- Stated goal
Give the count of lines holding the string "aculeata" and nothing else.

- Data supplied
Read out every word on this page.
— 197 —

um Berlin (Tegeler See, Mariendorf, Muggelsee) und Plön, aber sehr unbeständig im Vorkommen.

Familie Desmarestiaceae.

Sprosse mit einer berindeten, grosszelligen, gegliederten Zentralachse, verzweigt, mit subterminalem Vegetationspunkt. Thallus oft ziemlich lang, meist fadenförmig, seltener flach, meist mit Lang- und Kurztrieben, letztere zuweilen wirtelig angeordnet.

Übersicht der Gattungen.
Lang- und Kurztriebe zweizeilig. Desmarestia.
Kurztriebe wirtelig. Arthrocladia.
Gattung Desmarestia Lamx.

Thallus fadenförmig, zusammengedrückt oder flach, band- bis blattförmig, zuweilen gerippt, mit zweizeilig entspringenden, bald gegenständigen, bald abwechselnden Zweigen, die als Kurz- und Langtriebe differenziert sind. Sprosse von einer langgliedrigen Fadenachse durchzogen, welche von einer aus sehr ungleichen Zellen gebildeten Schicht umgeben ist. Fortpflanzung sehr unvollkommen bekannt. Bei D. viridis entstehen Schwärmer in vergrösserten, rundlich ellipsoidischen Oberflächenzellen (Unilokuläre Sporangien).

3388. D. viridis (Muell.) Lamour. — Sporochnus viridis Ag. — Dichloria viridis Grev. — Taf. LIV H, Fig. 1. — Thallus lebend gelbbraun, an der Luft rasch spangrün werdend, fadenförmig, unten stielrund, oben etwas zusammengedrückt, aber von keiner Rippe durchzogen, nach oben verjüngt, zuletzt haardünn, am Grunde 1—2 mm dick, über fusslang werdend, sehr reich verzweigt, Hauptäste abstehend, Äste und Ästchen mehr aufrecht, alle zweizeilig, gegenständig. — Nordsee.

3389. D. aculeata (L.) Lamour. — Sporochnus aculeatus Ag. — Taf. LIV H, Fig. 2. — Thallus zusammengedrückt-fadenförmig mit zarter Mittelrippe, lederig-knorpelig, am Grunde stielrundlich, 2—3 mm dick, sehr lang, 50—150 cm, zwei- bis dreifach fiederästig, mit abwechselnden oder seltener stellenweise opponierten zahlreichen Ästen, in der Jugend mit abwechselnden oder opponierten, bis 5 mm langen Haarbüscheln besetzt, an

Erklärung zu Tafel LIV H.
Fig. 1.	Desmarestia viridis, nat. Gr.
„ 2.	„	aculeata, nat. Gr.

- Solution for this task
2